(Collected data entries)
◇ ◇ ◇ ◇ ◇

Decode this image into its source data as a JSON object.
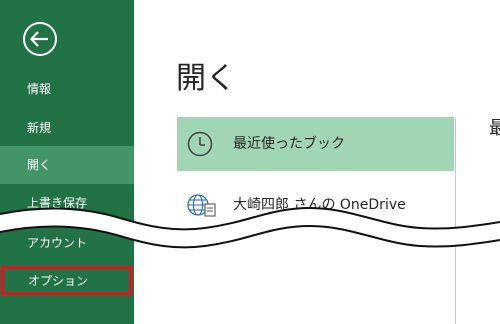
{
  "sidebar": {
    "items": [
      {
        "label": "情報"
      },
      {
        "label": "新規"
      },
      {
        "label": "開く"
      },
      {
        "label": "上書き保存"
      },
      {
        "label": "アカウント"
      },
      {
        "label": "オプション"
      }
    ]
  },
  "main": {
    "title": "開く",
    "locations": [
      {
        "label": "最近使ったブック",
        "icon": "clock-icon"
      },
      {
        "label": "大崎四郎 さんの OneDrive",
        "icon": "globe-icon"
      }
    ],
    "right_peek_text": "最"
  },
  "colors": {
    "sidebar_bg": "#217346",
    "sidebar_active": "#439467",
    "selected_item": "#a0d6b4",
    "highlight_border": "#e0141e"
  }
}
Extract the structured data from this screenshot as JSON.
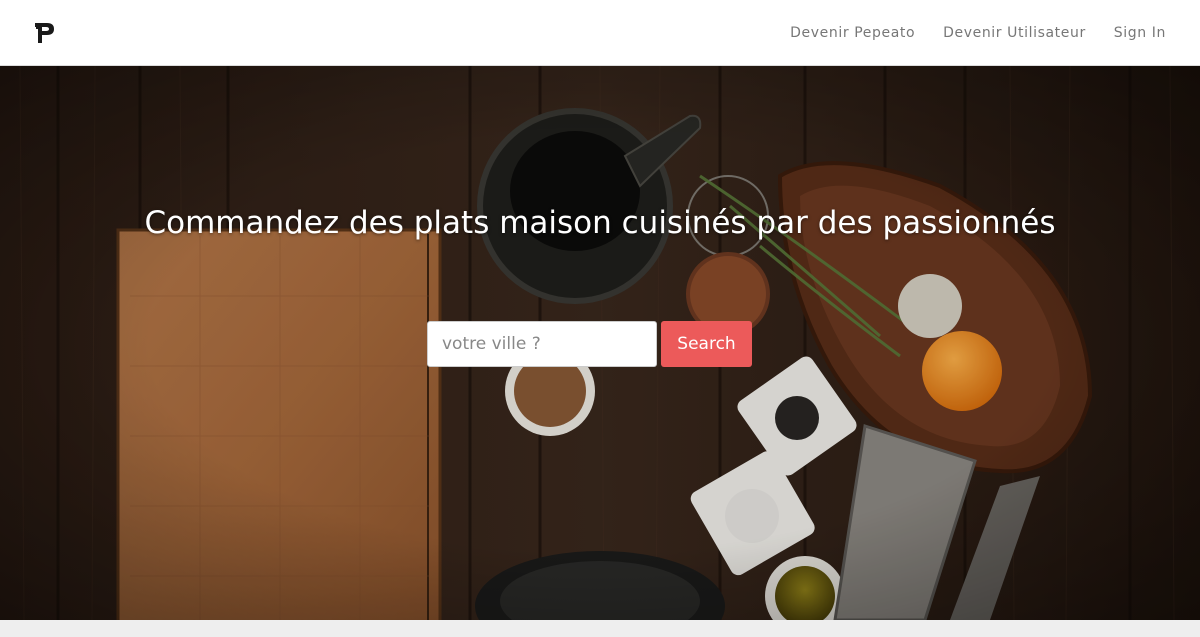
{
  "navbar": {
    "logo_letter": "P",
    "links": [
      {
        "label": "Devenir Pepeato"
      },
      {
        "label": "Devenir Utilisateur"
      },
      {
        "label": "Sign In"
      }
    ]
  },
  "hero": {
    "headline": "Commandez des plats maison cuisinés par des passionnés",
    "search": {
      "placeholder": "votre ville ?",
      "value": "",
      "button_label": "Search"
    }
  },
  "colors": {
    "accent": "#ec5a5a",
    "nav_text": "#777777",
    "hero_text": "#ffffff"
  }
}
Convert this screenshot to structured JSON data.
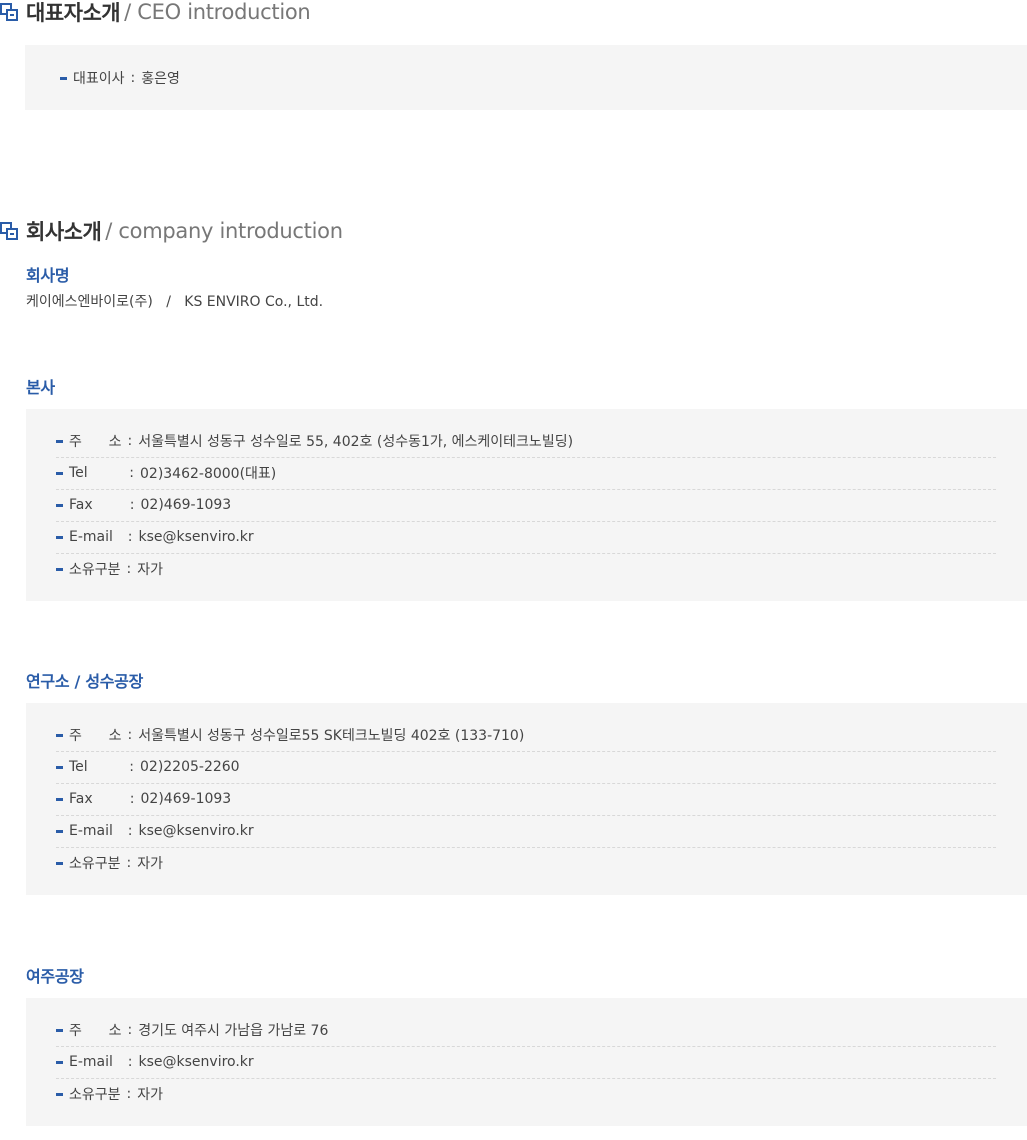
{
  "ceo_section": {
    "title_ko": "대표자소개",
    "title_en": "/ CEO introduction",
    "label": "대표이사",
    "value": "홍은영"
  },
  "company_section": {
    "title_ko": "회사소개",
    "title_en": "/ company introduction",
    "name_title": "회사명",
    "name_value": "케이에스엔바이로(주)   /   KS ENVIRO Co., Ltd."
  },
  "headquarters": {
    "title": "본사",
    "rows": [
      {
        "label": "주      소",
        "value": "서울특별시 성동구 성수일로 55, 402호 (성수동1가, 에스케이테크노빌딩)"
      },
      {
        "label": "Tel        ",
        "value": "02)3462-8000(대표)"
      },
      {
        "label": "Fax       ",
        "value": "02)469-1093"
      },
      {
        "label": "E-mail  ",
        "value": "kse@ksenviro.kr"
      },
      {
        "label": "소유구분",
        "value": "자가"
      }
    ]
  },
  "research": {
    "title": "연구소 / 성수공장",
    "rows": [
      {
        "label": "주      소",
        "value": "서울특별시 성동구 성수일로55 SK테크노빌딩 402호 (133-710)"
      },
      {
        "label": "Tel        ",
        "value": "02)2205-2260"
      },
      {
        "label": "Fax       ",
        "value": "02)469-1093"
      },
      {
        "label": "E-mail  ",
        "value": "kse@ksenviro.kr"
      },
      {
        "label": "소유구분",
        "value": "자가"
      }
    ]
  },
  "yeoju": {
    "title": "여주공장",
    "rows": [
      {
        "label": "주      소",
        "value": "경기도 여주시 가남읍 가남로 76"
      },
      {
        "label": "E-mail  ",
        "value": "kse@ksenviro.kr"
      },
      {
        "label": "소유구분",
        "value": "자가"
      }
    ]
  },
  "colon": ":",
  "colors": {
    "accent": "#2a5ca8",
    "box_bg": "#f5f5f5"
  },
  "icons": {
    "section_icon": "section-bullet-icon"
  }
}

◇ ◇ ◇ ◇ ◇

GIVEN TASK: Extract each line holding the word "introduction" from the records.

SOLUTION TO THE EXERCISE:
    "title_en": "/ CEO introduction",
    "title_en": "/ company introduction",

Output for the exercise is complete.